[Source records]
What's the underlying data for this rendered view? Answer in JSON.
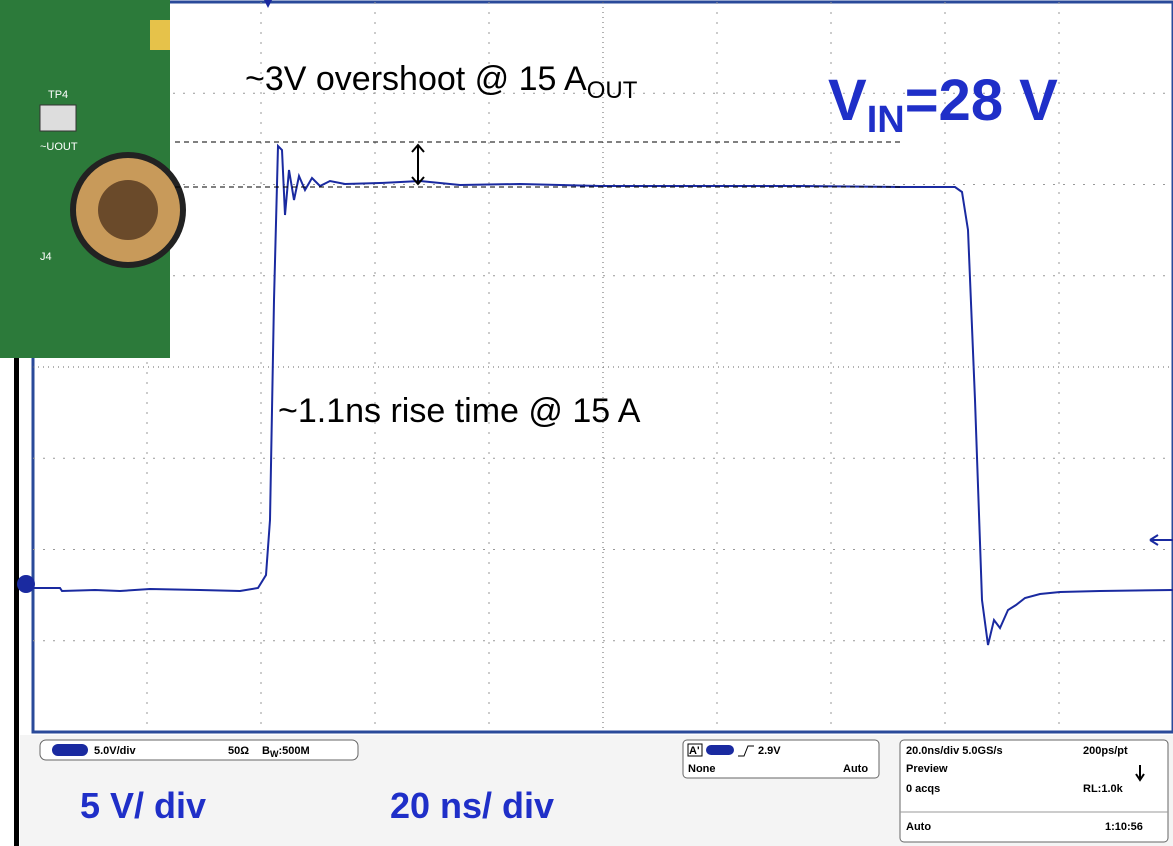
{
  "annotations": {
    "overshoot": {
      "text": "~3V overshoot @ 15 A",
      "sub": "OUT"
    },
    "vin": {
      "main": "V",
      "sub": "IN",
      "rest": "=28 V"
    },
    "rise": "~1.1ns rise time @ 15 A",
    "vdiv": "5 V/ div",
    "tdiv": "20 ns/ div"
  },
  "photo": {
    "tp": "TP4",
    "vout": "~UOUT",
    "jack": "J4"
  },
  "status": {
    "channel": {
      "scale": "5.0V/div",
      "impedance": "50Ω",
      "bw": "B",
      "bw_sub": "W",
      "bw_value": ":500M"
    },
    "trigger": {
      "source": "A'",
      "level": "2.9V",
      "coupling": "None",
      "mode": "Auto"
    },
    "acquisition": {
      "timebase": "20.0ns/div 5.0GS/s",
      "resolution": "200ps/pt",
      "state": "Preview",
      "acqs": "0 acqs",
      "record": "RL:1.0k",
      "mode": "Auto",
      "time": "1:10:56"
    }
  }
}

...

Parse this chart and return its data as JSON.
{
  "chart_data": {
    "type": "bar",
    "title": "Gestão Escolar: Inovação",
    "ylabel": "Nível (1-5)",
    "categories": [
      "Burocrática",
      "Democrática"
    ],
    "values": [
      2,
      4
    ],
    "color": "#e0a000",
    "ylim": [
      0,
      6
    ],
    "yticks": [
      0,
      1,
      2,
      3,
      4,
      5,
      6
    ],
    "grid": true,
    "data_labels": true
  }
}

What to work on. Check each line above for the word "this", and copy the lines where it appears.

Reply.
What's the underlying data for this rendered view? Answer in JSON.
Parse this chart and return its data as JSON.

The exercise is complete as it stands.